### [Required task]
Only a number is required: how many lines of the material contain the word "JSON"?

------------------------------------

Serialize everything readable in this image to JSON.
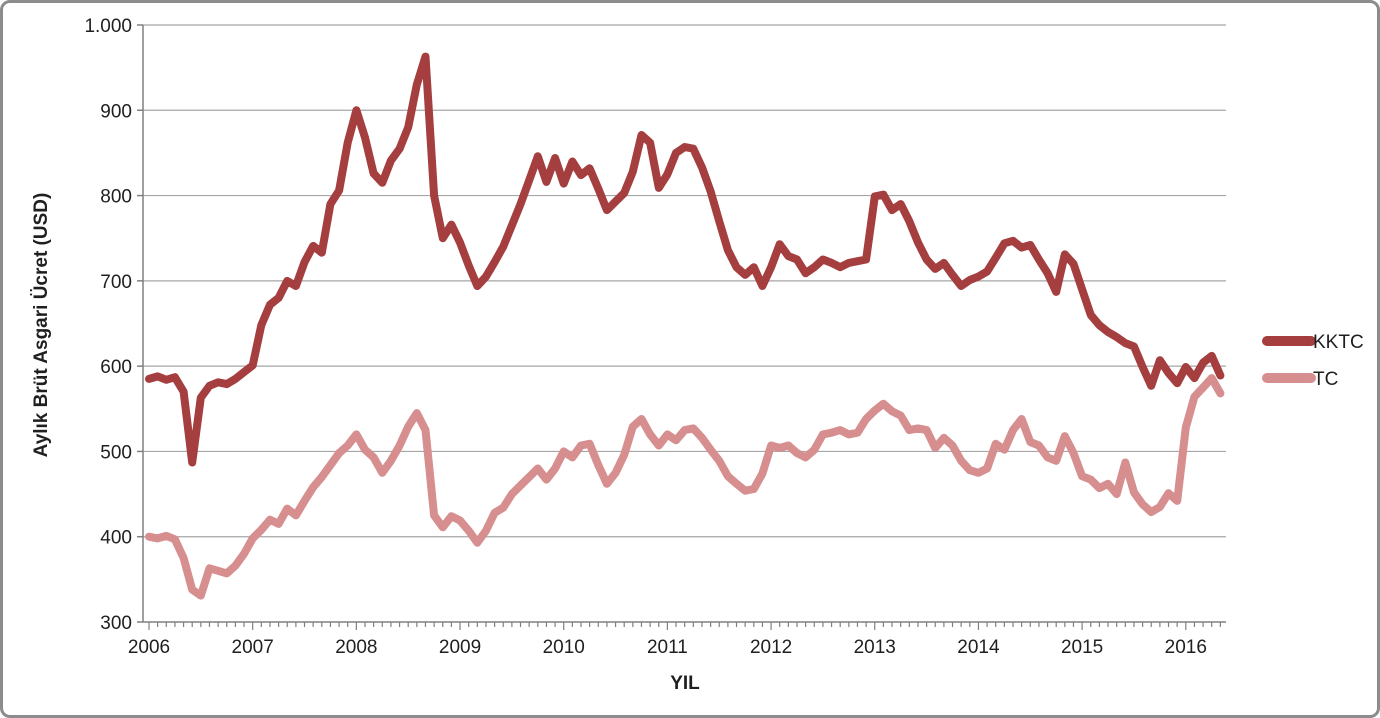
{
  "chart_data": {
    "type": "line",
    "title": "",
    "xlabel": "YIL",
    "ylabel": "Aylık Brüt Asgari Ücret (USD)",
    "ylim": [
      300,
      1000
    ],
    "y_step": 100,
    "y_tick_labels": [
      "300",
      "400",
      "500",
      "600",
      "700",
      "800",
      "900",
      "1.000"
    ],
    "x_tick_labels": [
      "2006",
      "2007",
      "2008",
      "2009",
      "2010",
      "2011",
      "2012",
      "2013",
      "2014",
      "2015",
      "2016"
    ],
    "x_start_month": "2006-01",
    "x_end_month": "2016-05",
    "months_per_label": 12,
    "grid": true,
    "legend_position": "right",
    "axis_color": "#808080",
    "grid_color": "#a6a6a6",
    "series": [
      {
        "name": "KKTC",
        "color": "#a43e3f",
        "values": [
          585,
          588,
          584,
          587,
          570,
          487,
          563,
          577,
          581,
          579,
          585,
          593,
          601,
          648,
          672,
          680,
          700,
          694,
          722,
          741,
          733,
          790,
          806,
          862,
          900,
          868,
          826,
          815,
          841,
          855,
          880,
          930,
          963,
          800,
          750,
          766,
          745,
          718,
          694,
          705,
          722,
          740,
          765,
          790,
          818,
          846,
          816,
          844,
          814,
          840,
          824,
          832,
          808,
          783,
          793,
          803,
          828,
          871,
          862,
          809,
          825,
          850,
          857,
          855,
          833,
          805,
          770,
          736,
          716,
          707,
          716,
          694,
          716,
          743,
          729,
          725,
          709,
          716,
          725,
          721,
          716,
          721,
          723,
          725,
          799,
          801,
          783,
          790,
          770,
          745,
          725,
          714,
          721,
          707,
          694,
          701,
          705,
          711,
          727,
          744,
          747,
          739,
          742,
          725,
          709,
          687,
          731,
          720,
          690,
          660,
          648,
          640,
          634,
          627,
          623,
          599,
          577,
          607,
          592,
          580,
          599,
          586,
          604,
          612,
          589
        ]
      },
      {
        "name": "TC",
        "color": "#d68e8f",
        "values": [
          400,
          398,
          401,
          397,
          375,
          338,
          331,
          363,
          360,
          357,
          366,
          380,
          398,
          408,
          420,
          415,
          433,
          425,
          442,
          458,
          470,
          484,
          498,
          507,
          520,
          502,
          493,
          475,
          489,
          507,
          529,
          545,
          525,
          425,
          411,
          424,
          419,
          407,
          393,
          407,
          428,
          434,
          450,
          460,
          470,
          480,
          467,
          480,
          500,
          493,
          507,
          509,
          484,
          462,
          475,
          496,
          529,
          538,
          520,
          507,
          520,
          513,
          525,
          527,
          516,
          502,
          489,
          471,
          462,
          454,
          456,
          474,
          507,
          504,
          507,
          498,
          493,
          502,
          520,
          522,
          525,
          520,
          522,
          538,
          548,
          556,
          547,
          542,
          525,
          527,
          525,
          504,
          516,
          507,
          489,
          478,
          475,
          480,
          509,
          502,
          525,
          538,
          511,
          507,
          493,
          489,
          518,
          498,
          471,
          467,
          457,
          462,
          450,
          487,
          452,
          438,
          429,
          435,
          451,
          442,
          528,
          564,
          575,
          586,
          568
        ]
      }
    ]
  }
}
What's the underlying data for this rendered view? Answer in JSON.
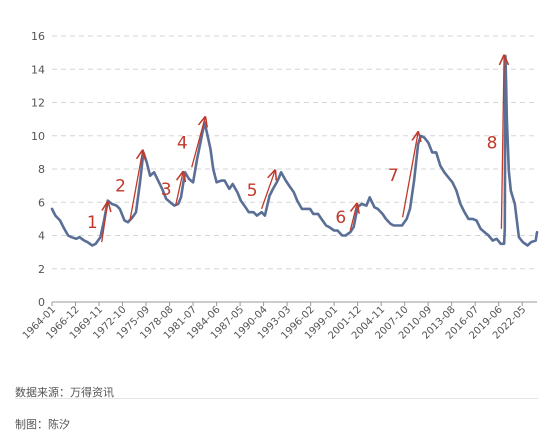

------------------------------------

### [Correct response]
2